▸ **Written task**:
Copy out exactly the lines from the line containing "Read out every word on this page." to the end of the listing.

***** Dataset extract

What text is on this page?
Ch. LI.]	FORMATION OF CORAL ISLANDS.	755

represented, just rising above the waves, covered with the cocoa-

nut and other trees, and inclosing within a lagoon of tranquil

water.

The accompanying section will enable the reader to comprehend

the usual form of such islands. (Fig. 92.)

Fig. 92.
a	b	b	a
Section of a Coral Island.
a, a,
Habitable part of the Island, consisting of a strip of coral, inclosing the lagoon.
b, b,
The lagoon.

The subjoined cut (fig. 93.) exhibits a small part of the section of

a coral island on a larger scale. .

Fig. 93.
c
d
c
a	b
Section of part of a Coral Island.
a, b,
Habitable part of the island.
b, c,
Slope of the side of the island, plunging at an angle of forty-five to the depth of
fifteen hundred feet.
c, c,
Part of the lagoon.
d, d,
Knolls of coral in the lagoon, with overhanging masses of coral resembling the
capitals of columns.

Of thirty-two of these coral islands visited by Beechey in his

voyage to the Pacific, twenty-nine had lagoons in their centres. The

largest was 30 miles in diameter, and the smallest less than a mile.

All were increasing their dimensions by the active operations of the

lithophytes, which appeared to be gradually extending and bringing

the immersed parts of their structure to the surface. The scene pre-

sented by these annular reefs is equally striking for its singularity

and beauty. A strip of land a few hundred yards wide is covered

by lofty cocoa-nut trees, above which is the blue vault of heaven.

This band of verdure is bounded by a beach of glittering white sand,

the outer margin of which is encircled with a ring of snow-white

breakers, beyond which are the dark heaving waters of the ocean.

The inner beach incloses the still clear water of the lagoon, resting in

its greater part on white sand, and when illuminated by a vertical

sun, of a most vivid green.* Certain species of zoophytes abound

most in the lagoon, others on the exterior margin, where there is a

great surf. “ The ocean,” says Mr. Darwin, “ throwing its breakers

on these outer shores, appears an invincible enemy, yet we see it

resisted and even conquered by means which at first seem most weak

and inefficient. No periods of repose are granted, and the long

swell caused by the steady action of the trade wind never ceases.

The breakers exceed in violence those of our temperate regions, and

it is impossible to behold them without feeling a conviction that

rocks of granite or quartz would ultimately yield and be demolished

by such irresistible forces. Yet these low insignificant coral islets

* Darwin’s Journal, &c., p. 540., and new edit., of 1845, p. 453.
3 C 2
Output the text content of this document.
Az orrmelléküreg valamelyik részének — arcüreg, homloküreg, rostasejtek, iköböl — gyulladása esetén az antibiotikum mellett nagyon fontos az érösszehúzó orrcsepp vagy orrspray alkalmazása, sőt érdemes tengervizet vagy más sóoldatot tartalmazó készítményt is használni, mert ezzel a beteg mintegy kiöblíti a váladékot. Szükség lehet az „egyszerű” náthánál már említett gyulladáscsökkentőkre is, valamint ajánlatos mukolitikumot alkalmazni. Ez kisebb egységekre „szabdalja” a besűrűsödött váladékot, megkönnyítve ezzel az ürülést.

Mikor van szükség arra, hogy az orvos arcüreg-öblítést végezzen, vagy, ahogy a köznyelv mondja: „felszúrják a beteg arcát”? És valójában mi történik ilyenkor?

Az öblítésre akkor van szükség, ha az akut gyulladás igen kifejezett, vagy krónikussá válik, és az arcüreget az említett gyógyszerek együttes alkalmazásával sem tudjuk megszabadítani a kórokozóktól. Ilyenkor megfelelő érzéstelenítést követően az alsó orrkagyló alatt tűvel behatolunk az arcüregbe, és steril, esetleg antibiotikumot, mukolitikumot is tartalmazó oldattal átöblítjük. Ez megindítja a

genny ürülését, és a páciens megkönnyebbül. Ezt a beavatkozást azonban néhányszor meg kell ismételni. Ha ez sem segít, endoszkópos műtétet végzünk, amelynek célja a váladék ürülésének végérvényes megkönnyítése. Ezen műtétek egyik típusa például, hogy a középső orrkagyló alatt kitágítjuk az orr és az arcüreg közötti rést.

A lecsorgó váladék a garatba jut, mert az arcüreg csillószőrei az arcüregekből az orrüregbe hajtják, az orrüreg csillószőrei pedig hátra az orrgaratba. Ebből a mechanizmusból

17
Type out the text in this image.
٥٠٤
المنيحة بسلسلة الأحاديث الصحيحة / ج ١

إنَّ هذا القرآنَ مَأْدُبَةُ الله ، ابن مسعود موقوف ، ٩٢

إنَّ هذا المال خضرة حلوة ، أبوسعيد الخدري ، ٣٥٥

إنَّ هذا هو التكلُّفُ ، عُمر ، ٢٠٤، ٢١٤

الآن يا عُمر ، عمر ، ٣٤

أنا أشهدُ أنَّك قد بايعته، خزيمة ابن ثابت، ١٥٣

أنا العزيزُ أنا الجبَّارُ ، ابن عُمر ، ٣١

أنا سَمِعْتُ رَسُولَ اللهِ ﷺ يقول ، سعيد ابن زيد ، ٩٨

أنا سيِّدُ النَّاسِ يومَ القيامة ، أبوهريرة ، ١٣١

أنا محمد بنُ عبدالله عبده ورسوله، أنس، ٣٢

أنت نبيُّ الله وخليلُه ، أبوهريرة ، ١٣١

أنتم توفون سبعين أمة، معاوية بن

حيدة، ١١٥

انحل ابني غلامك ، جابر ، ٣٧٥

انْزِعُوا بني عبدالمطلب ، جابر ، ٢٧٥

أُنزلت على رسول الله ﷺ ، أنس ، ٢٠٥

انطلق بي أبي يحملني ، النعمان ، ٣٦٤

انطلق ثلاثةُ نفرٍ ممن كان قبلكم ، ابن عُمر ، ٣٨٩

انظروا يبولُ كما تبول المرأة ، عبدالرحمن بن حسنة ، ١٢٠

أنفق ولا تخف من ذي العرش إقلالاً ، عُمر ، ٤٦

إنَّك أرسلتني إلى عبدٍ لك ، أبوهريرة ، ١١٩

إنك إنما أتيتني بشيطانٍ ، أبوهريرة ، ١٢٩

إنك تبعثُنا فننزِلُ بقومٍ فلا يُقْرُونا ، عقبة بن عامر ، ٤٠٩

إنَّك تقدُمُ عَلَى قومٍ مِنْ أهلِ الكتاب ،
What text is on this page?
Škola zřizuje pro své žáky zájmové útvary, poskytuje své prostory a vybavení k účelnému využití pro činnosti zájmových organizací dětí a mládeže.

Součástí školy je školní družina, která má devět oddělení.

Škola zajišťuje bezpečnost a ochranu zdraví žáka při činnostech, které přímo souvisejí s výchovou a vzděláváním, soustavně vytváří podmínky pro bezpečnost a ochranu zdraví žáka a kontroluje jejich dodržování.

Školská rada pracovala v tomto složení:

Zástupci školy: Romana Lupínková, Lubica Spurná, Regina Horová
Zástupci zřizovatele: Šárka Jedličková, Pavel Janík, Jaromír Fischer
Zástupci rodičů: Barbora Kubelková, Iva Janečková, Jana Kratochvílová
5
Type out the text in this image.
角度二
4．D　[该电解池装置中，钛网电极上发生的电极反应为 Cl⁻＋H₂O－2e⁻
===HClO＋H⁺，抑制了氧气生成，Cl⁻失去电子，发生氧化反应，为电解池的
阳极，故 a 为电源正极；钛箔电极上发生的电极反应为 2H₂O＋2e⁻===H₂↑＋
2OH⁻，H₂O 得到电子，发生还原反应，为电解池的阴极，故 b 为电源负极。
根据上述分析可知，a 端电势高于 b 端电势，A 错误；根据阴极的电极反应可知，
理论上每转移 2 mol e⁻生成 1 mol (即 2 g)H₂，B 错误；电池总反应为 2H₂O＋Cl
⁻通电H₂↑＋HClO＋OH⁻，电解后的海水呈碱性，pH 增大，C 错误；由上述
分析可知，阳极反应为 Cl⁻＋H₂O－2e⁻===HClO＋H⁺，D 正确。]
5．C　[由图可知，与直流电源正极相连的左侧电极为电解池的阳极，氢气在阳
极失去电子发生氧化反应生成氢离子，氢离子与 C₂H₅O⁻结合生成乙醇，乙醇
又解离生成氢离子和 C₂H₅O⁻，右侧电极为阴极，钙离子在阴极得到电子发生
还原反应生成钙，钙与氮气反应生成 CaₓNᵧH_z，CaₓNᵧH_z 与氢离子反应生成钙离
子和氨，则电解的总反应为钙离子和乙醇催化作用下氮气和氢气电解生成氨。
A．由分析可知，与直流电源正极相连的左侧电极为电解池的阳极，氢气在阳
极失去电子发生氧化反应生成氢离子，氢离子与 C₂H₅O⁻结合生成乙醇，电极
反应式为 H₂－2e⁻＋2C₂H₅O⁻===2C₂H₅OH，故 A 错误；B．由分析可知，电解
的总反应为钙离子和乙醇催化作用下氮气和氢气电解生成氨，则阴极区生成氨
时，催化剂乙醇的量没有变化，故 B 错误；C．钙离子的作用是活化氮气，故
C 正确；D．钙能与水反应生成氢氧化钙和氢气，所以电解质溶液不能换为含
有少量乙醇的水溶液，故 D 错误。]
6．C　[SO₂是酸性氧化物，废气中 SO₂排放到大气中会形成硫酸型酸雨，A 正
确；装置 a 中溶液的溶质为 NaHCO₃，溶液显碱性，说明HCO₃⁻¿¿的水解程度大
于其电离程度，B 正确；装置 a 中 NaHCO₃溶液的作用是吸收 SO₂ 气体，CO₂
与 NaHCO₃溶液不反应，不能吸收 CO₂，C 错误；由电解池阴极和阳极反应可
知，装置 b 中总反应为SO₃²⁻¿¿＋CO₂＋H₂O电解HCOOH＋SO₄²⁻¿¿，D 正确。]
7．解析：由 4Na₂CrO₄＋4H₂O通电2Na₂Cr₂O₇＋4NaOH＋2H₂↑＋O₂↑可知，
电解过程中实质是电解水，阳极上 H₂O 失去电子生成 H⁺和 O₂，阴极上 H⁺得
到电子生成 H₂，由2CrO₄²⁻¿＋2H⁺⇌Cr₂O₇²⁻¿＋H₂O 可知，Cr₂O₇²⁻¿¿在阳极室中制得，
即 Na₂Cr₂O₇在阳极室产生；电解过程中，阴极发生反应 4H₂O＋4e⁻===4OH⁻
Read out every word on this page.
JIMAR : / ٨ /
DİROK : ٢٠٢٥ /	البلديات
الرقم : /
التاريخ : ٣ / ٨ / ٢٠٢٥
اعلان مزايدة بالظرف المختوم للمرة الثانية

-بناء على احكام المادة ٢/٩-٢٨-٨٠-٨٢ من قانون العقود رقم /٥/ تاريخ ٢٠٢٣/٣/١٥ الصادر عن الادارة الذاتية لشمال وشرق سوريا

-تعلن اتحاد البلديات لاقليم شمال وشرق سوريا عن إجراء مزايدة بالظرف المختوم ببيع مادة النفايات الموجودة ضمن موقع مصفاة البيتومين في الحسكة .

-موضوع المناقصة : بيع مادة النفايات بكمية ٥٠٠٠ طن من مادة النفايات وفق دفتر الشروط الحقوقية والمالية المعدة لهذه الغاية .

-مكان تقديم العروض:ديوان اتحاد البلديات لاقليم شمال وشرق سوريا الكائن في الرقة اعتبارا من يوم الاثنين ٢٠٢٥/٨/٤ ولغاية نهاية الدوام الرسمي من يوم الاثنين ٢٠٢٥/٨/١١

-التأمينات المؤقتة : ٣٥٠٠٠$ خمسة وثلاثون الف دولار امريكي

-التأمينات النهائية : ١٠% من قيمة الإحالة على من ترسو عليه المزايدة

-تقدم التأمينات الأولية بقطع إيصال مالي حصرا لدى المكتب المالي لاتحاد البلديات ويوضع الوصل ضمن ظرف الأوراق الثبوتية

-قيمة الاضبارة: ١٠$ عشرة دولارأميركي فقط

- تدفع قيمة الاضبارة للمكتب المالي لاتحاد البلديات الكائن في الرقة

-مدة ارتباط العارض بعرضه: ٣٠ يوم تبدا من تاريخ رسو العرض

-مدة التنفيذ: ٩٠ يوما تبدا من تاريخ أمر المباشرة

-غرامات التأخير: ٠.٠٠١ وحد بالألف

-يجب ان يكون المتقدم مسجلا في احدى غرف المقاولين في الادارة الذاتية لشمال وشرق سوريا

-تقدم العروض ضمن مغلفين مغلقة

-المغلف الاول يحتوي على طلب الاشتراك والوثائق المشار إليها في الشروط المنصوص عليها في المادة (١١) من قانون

**********

▸ **Reply**:
Read out every word on this page.
JIMAR : / ٨ /
DİROK : ٢٠٢٥ /	البلديات
الرقم : /
التاريخ : ٣ / ٨ / ٢٠٢٥
اعلان مزايدة بالظرف المختوم للمرة الثانية

-بناء على احكام المادة ٢/٩-٢٨-٨٠-٨٢ من قانون العقود رقم /٥/ تاريخ ٢٠٢٣/٣/١٥ الصادر عن الادارة الذاتية لشمال وشرق سوريا

-تعلن اتحاد البلديات لاقليم شمال وشرق سوريا عن إجراء مزايدة بالظرف المختوم ببيع مادة النفايات الموجودة ضمن موقع مصفاة البيتومين في الحسكة .

-موضوع المناقصة : بيع مادة النفايات بكمية ٥٠٠٠ طن من مادة النفايات وفق دفتر الشروط الحقوقية والمالية المعدة لهذه الغاية .

-مكان تقديم العروض:ديوان اتحاد البلديات لاقليم شمال وشرق سوريا الكائن في الرقة اعتبارا من يوم الاثنين ٢٠٢٥/٨/٤ ولغاية نهاية الدوام الرسمي من يوم الاثنين ٢٠٢٥/٨/١١

-التأمينات المؤقتة : ٣٥٠٠٠$ خمسة وثلاثون الف دولار امريكي

-التأمينات النهائية : ١٠% من قيمة الإحالة على من ترسو عليه المزايدة

-تقدم التأمينات الأولية بقطع إيصال مالي حصرا لدى المكتب المالي لاتحاد البلديات ويوضع الوصل ضمن ظرف الأوراق الثبوتية

-قيمة الاضبارة: ١٠$ عشرة دولارأميركي فقط

- تدفع قيمة الاضبارة للمكتب المالي لاتحاد البلديات الكائن في الرقة

-مدة ارتباط العارض بعرضه: ٣٠ يوم تبدا من تاريخ رسو العرض

-مدة التنفيذ: ٩٠ يوما تبدا من تاريخ أمر المباشرة

-غرامات التأخير: ٠.٠٠١ وحد بالألف

-يجب ان يكون المتقدم مسجلا في احدى غرف المقاولين في الادارة الذاتية لشمال وشرق سوريا

-تقدم العروض ضمن مغلفين مغلقة

-المغلف الاول يحتوي على طلب الاشتراك والوثائق المشار إليها في الشروط المنصوص عليها في المادة (١١) من قانون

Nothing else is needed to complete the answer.